**Assignment:**
An identical copy of all the records is what the answer must contain.

========================================

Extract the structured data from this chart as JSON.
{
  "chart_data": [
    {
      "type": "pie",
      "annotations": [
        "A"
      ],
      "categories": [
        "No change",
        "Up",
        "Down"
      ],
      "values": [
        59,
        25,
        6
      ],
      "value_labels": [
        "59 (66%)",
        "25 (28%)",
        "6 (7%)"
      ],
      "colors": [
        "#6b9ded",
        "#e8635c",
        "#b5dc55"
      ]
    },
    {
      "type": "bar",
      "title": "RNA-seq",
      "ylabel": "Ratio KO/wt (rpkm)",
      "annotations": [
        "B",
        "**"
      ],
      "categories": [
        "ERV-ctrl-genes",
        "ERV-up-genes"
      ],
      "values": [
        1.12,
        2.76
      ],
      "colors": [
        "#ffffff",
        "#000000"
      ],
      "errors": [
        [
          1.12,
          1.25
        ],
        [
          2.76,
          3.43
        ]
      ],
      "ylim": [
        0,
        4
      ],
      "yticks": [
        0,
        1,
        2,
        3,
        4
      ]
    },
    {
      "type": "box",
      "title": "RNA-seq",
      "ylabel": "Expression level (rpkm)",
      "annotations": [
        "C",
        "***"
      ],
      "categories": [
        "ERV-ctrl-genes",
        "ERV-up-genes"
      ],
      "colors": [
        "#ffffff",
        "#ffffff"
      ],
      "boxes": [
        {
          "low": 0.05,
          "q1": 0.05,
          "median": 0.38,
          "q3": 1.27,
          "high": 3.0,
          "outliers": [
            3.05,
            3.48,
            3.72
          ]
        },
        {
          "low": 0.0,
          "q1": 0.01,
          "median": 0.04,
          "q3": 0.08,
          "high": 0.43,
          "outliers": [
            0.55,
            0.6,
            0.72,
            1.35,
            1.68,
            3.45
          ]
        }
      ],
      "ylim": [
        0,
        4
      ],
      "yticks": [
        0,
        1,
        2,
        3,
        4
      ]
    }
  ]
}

========================================

**Answer section:**
Extract the structured data from this chart as JSON.
{
  "chart_data": [
    {
      "type": "pie",
      "annotations": [
        "A"
      ],
      "categories": [
        "No change",
        "Up",
        "Down"
      ],
      "values": [
        59,
        25,
        6
      ],
      "value_labels": [
        "59 (66%)",
        "25 (28%)",
        "6 (7%)"
      ],
      "colors": [
        "#6b9ded",
        "#e8635c",
        "#b5dc55"
      ]
    },
    {
      "type": "bar",
      "title": "RNA-seq",
      "ylabel": "Ratio KO/wt (rpkm)",
      "annotations": [
        "B",
        "**"
      ],
      "categories": [
        "ERV-ctrl-genes",
        "ERV-up-genes"
      ],
      "values": [
        1.12,
        2.76
      ],
      "colors": [
        "#ffffff",
        "#000000"
      ],
      "errors": [
        [
          1.12,
          1.25
        ],
        [
          2.76,
          3.43
        ]
      ],
      "ylim": [
        0,
        4
      ],
      "yticks": [
        0,
        1,
        2,
        3,
        4
      ]
    },
    {
      "type": "box",
      "title": "RNA-seq",
      "ylabel": "Expression level (rpkm)",
      "annotations": [
        "C",
        "***"
      ],
      "categories": [
        "ERV-ctrl-genes",
        "ERV-up-genes"
      ],
      "colors": [
        "#ffffff",
        "#ffffff"
      ],
      "boxes": [
        {
          "low": 0.05,
          "q1": 0.05,
          "median": 0.38,
          "q3": 1.27,
          "high": 3.0,
          "outliers": [
            3.05,
            3.48,
            3.72
          ]
        },
        {
          "low": 0.0,
          "q1": 0.01,
          "median": 0.04,
          "q3": 0.08,
          "high": 0.43,
          "outliers": [
            0.55,
            0.6,
            0.72,
            1.35,
            1.68,
            3.45
          ]
        }
      ],
      "ylim": [
        0,
        4
      ],
      "yticks": [
        0,
        1,
        2,
        3,
        4
      ]
    }
  ]
}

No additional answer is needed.